### DO THIS
Gather, from the data below, each line in which the word "text" occurs.

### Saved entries
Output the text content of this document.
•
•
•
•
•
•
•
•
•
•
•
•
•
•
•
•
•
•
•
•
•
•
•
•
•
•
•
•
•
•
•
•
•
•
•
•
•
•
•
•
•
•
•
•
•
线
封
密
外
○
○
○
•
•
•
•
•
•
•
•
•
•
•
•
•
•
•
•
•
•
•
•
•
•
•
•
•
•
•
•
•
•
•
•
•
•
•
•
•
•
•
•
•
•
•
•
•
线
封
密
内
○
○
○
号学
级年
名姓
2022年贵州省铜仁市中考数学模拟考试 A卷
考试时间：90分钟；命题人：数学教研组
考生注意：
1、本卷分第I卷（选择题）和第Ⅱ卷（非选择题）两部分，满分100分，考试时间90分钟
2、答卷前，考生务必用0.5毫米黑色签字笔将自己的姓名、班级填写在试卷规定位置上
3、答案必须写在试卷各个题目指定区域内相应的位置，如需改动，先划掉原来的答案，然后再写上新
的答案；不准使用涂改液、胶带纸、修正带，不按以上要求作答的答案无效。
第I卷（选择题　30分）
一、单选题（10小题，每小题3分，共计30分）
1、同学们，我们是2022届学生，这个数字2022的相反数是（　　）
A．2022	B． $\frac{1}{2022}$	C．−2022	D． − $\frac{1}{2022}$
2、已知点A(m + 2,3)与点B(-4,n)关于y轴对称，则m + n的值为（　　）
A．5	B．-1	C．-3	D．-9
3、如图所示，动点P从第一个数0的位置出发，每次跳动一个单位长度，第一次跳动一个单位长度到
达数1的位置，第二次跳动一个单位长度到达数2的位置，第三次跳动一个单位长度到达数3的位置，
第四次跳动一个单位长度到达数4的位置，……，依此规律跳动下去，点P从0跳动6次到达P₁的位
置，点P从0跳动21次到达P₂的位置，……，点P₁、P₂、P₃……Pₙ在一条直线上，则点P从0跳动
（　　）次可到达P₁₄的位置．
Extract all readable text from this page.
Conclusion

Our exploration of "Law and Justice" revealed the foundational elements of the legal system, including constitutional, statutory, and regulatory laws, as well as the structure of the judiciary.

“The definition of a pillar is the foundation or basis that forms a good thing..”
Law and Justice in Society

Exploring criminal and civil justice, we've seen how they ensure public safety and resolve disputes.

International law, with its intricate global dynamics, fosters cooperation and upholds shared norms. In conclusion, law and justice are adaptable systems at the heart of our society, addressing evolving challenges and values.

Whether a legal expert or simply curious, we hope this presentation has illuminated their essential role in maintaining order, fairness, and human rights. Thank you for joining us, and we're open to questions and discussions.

### CORRECT OUTPUT
Output the text content of this document.
Extract all readable text from this page.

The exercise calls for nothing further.